REQUIREMENT =
Count how many lines in the records below contain the word "bookmark", and give only that number.

_ _ _ _

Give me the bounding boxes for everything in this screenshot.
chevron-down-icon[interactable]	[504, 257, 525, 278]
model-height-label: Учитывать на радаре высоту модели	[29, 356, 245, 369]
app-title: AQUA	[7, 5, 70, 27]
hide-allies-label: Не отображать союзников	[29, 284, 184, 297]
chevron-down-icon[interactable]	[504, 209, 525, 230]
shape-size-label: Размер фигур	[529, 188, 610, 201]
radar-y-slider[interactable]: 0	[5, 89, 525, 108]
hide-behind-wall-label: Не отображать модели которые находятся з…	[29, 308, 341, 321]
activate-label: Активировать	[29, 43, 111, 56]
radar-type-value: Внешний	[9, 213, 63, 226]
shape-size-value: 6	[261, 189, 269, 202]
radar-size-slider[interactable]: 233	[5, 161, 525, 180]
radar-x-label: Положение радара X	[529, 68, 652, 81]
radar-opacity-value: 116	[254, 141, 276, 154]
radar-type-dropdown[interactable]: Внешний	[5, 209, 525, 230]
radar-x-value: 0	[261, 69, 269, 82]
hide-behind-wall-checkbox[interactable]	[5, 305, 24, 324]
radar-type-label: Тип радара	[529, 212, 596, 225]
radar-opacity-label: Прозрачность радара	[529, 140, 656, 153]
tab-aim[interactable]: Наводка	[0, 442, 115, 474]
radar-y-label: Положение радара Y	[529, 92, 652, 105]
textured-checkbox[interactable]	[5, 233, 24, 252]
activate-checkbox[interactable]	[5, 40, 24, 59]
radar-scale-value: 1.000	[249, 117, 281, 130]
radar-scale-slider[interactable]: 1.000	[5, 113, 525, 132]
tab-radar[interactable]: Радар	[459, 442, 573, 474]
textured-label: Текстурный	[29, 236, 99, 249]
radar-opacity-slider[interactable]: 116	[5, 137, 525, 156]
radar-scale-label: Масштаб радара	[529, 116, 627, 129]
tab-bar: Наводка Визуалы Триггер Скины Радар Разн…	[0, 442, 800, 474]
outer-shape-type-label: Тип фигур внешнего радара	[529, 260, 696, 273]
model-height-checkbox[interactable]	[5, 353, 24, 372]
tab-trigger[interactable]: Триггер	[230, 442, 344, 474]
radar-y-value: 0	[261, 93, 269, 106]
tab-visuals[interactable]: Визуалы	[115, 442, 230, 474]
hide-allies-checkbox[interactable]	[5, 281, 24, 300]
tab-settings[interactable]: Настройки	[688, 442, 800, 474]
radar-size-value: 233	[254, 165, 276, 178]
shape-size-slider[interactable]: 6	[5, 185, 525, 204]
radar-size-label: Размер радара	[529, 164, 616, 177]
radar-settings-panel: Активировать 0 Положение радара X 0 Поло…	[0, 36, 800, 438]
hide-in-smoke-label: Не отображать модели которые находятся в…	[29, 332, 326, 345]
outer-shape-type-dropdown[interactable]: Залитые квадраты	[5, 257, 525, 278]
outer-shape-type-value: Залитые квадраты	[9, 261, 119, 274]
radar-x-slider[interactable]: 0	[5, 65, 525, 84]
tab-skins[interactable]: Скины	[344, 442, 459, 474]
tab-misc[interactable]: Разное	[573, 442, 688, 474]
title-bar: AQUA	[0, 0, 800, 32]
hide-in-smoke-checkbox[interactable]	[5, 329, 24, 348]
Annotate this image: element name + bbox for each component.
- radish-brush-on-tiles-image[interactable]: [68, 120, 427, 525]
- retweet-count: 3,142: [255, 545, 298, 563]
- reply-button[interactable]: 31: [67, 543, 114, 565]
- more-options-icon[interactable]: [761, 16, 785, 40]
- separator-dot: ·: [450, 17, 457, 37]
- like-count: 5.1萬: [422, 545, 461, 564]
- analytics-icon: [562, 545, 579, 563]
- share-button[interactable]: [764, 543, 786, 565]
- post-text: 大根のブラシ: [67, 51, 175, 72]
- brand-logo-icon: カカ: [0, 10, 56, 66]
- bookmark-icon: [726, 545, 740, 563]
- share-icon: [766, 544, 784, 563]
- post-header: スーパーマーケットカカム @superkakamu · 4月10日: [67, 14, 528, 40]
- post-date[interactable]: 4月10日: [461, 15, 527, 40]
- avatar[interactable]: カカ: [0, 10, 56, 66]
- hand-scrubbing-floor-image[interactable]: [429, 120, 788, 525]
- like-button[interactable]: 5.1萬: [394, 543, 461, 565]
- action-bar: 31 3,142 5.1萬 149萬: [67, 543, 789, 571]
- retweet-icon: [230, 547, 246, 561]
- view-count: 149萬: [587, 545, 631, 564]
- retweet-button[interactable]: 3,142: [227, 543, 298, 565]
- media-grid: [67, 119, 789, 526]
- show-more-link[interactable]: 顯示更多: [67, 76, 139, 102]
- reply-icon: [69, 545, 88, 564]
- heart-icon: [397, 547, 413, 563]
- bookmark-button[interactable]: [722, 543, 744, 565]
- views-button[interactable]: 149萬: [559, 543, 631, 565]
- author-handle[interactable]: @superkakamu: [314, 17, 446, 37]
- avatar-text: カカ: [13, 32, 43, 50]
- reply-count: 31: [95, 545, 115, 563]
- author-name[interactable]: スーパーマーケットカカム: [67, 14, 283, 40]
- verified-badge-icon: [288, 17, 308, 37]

_ _ _ _

OUTPUT OF THE TASK =
2